=== Records for the task ===
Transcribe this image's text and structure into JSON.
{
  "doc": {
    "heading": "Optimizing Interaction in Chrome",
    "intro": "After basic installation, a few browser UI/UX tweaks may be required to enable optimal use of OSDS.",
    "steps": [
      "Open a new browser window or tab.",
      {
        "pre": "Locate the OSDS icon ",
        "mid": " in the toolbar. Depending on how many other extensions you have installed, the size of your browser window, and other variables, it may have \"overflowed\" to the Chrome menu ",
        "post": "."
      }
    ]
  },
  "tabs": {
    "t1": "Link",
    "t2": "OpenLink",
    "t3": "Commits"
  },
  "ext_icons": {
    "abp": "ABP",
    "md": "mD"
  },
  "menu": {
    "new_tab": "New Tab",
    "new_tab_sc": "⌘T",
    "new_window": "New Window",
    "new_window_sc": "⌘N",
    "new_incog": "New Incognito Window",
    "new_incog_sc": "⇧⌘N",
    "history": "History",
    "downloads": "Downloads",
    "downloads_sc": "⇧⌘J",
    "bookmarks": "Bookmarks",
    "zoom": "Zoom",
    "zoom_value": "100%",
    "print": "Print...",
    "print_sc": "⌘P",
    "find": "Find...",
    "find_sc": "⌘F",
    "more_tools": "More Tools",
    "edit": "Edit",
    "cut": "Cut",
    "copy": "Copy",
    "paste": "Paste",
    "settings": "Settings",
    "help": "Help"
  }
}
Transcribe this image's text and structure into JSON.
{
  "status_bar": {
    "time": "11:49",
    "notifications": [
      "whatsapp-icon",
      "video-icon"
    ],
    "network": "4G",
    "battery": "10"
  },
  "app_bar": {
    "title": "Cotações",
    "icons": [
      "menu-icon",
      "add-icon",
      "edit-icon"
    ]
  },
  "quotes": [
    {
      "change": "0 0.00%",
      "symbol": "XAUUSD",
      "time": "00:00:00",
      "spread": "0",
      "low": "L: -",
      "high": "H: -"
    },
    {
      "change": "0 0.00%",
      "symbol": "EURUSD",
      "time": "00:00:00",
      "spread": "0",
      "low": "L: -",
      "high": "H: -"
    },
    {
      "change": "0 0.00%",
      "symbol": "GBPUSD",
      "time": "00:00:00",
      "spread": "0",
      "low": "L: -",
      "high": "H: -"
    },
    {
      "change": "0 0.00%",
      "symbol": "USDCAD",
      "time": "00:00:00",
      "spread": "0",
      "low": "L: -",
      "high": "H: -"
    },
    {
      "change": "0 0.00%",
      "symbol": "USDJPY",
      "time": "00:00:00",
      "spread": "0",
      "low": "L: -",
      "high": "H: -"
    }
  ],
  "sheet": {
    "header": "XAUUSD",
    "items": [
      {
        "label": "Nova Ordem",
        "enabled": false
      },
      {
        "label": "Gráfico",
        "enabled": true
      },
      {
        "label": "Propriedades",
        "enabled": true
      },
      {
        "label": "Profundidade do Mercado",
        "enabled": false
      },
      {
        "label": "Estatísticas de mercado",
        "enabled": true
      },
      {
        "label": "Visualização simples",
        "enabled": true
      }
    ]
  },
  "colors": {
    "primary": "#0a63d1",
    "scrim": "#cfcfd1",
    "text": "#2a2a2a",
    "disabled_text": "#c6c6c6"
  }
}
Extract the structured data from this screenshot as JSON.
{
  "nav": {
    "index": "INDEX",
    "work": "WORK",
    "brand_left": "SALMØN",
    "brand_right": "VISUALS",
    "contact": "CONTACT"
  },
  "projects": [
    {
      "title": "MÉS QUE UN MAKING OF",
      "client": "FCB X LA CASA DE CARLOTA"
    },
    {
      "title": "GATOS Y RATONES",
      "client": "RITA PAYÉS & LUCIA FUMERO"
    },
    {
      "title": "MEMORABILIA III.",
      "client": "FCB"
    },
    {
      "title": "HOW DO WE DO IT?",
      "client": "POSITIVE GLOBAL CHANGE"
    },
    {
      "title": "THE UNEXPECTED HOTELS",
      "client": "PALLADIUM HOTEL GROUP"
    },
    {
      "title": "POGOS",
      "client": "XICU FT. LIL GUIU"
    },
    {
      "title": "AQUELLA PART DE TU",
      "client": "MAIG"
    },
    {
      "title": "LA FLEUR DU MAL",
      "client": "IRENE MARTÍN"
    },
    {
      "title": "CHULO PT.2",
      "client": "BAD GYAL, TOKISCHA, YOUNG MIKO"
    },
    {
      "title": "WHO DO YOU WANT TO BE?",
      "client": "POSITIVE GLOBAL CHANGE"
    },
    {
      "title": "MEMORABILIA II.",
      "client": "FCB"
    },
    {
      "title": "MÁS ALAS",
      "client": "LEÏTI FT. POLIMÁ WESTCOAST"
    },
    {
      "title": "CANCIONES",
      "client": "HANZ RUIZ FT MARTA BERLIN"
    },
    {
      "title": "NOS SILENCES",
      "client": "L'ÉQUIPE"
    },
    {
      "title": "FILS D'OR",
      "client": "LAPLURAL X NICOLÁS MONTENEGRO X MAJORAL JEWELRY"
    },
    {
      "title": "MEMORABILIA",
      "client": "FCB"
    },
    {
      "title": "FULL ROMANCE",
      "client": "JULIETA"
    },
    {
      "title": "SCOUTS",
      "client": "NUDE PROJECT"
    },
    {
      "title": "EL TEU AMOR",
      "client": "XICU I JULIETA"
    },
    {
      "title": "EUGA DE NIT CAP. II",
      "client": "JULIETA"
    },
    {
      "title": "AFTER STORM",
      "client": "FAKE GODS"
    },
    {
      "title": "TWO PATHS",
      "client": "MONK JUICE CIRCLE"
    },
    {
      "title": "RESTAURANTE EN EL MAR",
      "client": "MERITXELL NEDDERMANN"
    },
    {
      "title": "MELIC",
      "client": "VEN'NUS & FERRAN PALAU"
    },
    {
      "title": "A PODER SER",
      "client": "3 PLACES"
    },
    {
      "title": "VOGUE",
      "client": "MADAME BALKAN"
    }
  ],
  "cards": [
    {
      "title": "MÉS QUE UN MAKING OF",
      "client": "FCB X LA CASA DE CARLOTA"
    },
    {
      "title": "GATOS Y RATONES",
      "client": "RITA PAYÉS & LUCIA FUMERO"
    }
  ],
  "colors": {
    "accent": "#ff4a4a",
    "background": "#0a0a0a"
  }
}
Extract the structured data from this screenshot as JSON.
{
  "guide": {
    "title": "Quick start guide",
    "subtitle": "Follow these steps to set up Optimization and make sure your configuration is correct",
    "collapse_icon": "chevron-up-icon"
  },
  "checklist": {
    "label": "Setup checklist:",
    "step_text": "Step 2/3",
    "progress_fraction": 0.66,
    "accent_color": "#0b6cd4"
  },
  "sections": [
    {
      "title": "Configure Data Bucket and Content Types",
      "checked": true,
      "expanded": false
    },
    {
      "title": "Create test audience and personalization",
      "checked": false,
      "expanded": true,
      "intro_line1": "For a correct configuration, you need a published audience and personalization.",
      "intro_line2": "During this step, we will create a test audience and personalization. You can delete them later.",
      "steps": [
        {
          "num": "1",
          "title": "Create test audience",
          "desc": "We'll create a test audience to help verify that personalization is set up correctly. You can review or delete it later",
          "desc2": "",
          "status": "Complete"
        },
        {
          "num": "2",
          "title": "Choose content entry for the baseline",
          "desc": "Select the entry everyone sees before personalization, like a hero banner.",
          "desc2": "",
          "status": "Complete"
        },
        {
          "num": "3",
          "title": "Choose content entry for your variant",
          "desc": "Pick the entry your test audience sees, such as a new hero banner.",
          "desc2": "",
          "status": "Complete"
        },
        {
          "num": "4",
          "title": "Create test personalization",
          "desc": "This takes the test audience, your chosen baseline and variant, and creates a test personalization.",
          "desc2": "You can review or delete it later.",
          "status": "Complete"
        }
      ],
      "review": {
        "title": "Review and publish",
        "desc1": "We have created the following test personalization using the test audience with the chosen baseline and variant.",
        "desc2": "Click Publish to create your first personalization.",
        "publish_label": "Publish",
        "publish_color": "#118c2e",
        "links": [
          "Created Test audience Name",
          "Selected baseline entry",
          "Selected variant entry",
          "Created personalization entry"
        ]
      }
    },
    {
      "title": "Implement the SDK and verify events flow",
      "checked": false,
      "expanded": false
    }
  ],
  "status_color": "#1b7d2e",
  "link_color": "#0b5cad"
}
===
[Exercise goal]
Return a copy of every line that includes the word "configuration".

[The output]
    "subtitle": "Follow these steps to set up Optimization and make sure your configuration is correct",
      "intro_line1": "For a correct configuration, you need a published audience and personalization.",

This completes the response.